## START Provided information

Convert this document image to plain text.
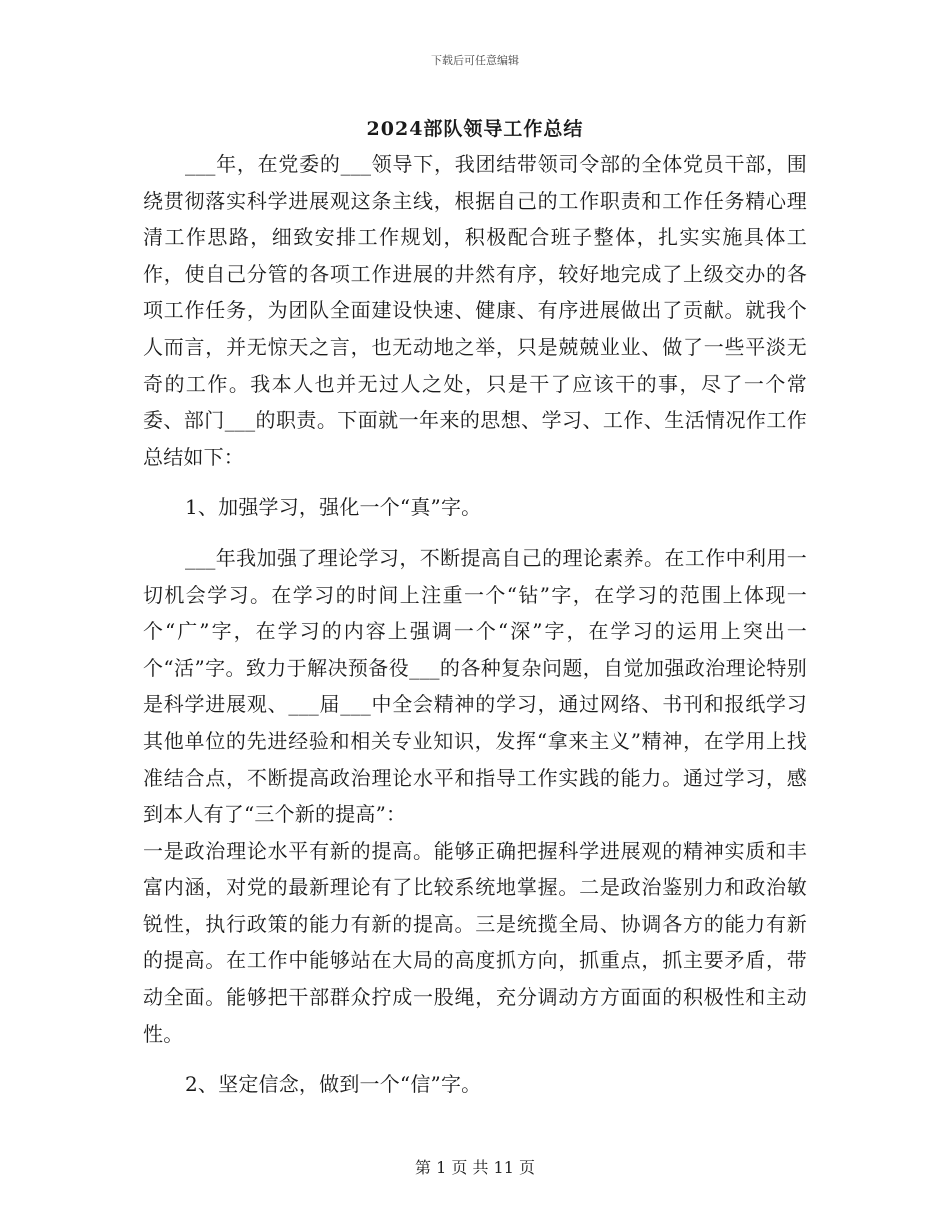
下载后可任意编辑
2024部队领导工作总结

___年，在党委的___领导下，我团结带领司令部的全体党员干部，围绕贯彻落实科学进展观这条主线，根据自己的工作职责和工作任务精心理清工作思路，细致安排工作规划，积极配合班子整体，扎实实施具体工作，使自己分管的各项工作进展的井然有序，较好地完成了上级交办的各项工作任务，为团队全面建设快速、健康、有序进展做出了贡献。就我个人而言，并无惊天之言，也无动地之举，只是兢兢业业、做了一些平淡无奇的工作。我本人也并无过人之处，只是干了应该干的事，尽了一个常委、部门___的职责。下面就一年来的思想、学习、工作、生活情况作工作总结如下：

1、加强学习，强化一个“真”字。

___年我加强了理论学习，不断提高自己的理论素养。在工作中利用一切机会学习。在学习的时间上注重一个“钻”字，在学习的范围上体现一个“广”字，在学习的内容上强调一个“深”字，在学习的运用上突出一个“活”字。致力于解决预备役___的各种复杂问题，自觉加强政治理论特别是科学进展观、___届___中全会精神的学习，通过网络、书刊和报纸学习其他单位的先进经验和相关专业知识，发挥“拿来主义”精神，在学用上找准结合点，不断提高政治理论水平和指导工作实践的能力。通过学习，感到本人有了“三个新的提高”：

一是政治理论水平有新的提高。能够正确把握科学进展观的精神实质和丰富内涵，对党的最新理论有了比较系统地掌握。二是政治鉴别力和政治敏锐性，执行政策的能力有新的提高。三是统揽全局、协调各方的能力有新的提高。在工作中能够站在大局的高度抓方向，抓重点，抓主要矛盾，带动全面。能够把干部群众拧成一股绳，充分调动方方面面的积极性和主动性。

2、坚定信念，做到一个“信”字。

第 1 页 共 11 页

## END Provided information

* **Given request**
All records above are to be printed exactly, minus the pictures they contain.

* **Solution for this exercise**
Convert this document image to plain text.
下载后可任意编辑
2024部队领导工作总结

___年，在党委的___领导下，我团结带领司令部的全体党员干部，围绕贯彻落实科学进展观这条主线，根据自己的工作职责和工作任务精心理清工作思路，细致安排工作规划，积极配合班子整体，扎实实施具体工作，使自己分管的各项工作进展的井然有序，较好地完成了上级交办的各项工作任务，为团队全面建设快速、健康、有序进展做出了贡献。就我个人而言，并无惊天之言，也无动地之举，只是兢兢业业、做了一些平淡无奇的工作。我本人也并无过人之处，只是干了应该干的事，尽了一个常委、部门___的职责。下面就一年来的思想、学习、工作、生活情况作工作总结如下：

1、加强学习，强化一个“真”字。

___年我加强了理论学习，不断提高自己的理论素养。在工作中利用一切机会学习。在学习的时间上注重一个“钻”字，在学习的范围上体现一个“广”字，在学习的内容上强调一个“深”字，在学习的运用上突出一个“活”字。致力于解决预备役___的各种复杂问题，自觉加强政治理论特别是科学进展观、___届___中全会精神的学习，通过网络、书刊和报纸学习其他单位的先进经验和相关专业知识，发挥“拿来主义”精神，在学用上找准结合点，不断提高政治理论水平和指导工作实践的能力。通过学习，感到本人有了“三个新的提高”：

一是政治理论水平有新的提高。能够正确把握科学进展观的精神实质和丰富内涵，对党的最新理论有了比较系统地掌握。二是政治鉴别力和政治敏锐性，执行政策的能力有新的提高。三是统揽全局、协调各方的能力有新的提高。在工作中能够站在大局的高度抓方向，抓重点，抓主要矛盾，带动全面。能够把干部群众拧成一股绳，充分调动方方面面的积极性和主动性。

2、坚定信念，做到一个“信”字。

第 1 页 共 11 页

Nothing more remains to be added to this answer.